— Exercise —
Gather up every line from the entries below that uses the word "Мельник".

— Records supplied —
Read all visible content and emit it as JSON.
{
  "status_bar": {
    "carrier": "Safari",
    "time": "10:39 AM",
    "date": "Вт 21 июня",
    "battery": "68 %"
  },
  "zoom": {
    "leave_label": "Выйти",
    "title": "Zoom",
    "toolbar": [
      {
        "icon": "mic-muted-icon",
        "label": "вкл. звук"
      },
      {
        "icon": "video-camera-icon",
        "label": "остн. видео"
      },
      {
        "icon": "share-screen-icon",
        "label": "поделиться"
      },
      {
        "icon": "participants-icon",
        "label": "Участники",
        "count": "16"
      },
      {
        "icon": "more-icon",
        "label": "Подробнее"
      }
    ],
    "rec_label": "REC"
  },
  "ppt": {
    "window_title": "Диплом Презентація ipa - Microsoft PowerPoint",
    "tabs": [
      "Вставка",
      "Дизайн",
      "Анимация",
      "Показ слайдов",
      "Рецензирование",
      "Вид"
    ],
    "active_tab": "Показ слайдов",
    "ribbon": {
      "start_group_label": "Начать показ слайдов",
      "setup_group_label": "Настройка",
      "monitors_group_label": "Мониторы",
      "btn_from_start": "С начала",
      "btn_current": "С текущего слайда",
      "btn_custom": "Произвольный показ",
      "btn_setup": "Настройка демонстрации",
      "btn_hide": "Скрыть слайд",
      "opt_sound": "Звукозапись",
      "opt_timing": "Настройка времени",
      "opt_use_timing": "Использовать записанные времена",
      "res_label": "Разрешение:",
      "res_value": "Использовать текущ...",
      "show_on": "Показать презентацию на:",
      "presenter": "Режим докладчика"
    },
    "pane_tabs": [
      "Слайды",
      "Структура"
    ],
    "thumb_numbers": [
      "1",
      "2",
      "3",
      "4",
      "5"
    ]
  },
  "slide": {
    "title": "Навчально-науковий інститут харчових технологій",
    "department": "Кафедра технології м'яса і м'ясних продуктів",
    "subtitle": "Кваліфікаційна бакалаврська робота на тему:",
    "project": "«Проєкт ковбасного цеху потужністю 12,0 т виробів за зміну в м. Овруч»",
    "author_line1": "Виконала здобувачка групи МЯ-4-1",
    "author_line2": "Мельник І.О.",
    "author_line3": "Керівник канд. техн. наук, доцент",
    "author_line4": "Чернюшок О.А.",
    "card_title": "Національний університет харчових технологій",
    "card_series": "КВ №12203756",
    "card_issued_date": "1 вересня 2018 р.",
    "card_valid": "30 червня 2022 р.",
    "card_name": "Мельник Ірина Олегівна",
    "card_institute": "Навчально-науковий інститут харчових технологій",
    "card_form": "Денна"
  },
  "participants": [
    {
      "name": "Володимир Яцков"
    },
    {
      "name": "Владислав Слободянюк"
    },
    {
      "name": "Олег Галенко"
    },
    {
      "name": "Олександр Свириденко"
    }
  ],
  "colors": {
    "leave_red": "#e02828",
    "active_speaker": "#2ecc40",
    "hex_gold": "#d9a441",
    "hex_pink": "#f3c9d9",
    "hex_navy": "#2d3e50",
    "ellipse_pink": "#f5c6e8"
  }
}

— The response —
    "author_line2": "Мельник І.О.",
    "card_name": "Мельник Ірина Олегівна",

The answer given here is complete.